* [Dataset content]:
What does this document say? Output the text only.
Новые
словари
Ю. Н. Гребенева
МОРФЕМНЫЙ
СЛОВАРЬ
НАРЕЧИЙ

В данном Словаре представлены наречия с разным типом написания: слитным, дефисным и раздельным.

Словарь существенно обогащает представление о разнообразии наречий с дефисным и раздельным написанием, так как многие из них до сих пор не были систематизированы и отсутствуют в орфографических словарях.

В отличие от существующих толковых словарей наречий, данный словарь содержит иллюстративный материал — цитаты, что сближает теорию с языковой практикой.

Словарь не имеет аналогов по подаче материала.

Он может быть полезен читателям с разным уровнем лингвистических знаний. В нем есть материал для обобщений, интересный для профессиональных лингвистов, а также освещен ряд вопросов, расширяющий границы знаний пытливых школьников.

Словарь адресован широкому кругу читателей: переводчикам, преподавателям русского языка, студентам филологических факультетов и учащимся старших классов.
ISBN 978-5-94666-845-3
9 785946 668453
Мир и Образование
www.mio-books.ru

* [Problem details]: Using the entries above, return each line in which the word "разным" occurs.

* [Right answer]:
В данном Словаре представлены наречия с разным типом написания: слитным, дефисным и раздельным.
Он может быть полезен читателям с разным уровнем лингвистических знаний. В нем есть материал для обобщений, интересный для профессиональных лингвистов, а также освещен ряд вопросов, расширяющий границы знаний пытливых школьников.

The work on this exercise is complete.